Exercise requirements: Output the full listing below exactly as it reads, and skip anything that is a picture.

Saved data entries
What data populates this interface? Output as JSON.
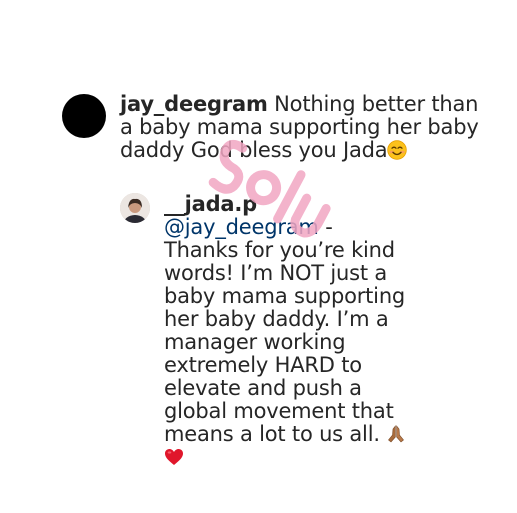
{
  "comment_1": {
    "username": "jay_deegram",
    "text": "Nothing better than a baby mama supporting her baby daddy God bless you Jada",
    "emoji_icon": "smiling-face-icon"
  },
  "reply_1": {
    "username": "__jada.p",
    "mention": "@jay_deegram",
    "text": "- Thanks for you’re kind words! I’m NOT just a baby mama supporting her baby daddy. I’m a manager working extremely HARD to elevate and push a global movement that means a lot to us all.",
    "emoji_icons": [
      "folded-hands-icon",
      "red-heart-icon"
    ]
  },
  "watermark": {
    "text": "5olu",
    "color": "#f2a6c3"
  },
  "colors": {
    "text": "#262626",
    "mention": "#003569",
    "avatar_1": "#000000"
  }
}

Correct answer:
What data populates this interface? Output as JSON.
{
  "comment_1": {
    "username": "jay_deegram",
    "text": "Nothing better than a baby mama supporting her baby daddy God bless you Jada",
    "emoji_icon": "smiling-face-icon"
  },
  "reply_1": {
    "username": "__jada.p",
    "mention": "@jay_deegram",
    "text": "- Thanks for you’re kind words! I’m NOT just a baby mama supporting her baby daddy. I’m a manager working extremely HARD to elevate and push a global movement that means a lot to us all.",
    "emoji_icons": [
      "folded-hands-icon",
      "red-heart-icon"
    ]
  },
  "watermark": {
    "text": "5olu",
    "color": "#f2a6c3"
  },
  "colors": {
    "text": "#262626",
    "mention": "#003569",
    "avatar_1": "#000000"
  }
}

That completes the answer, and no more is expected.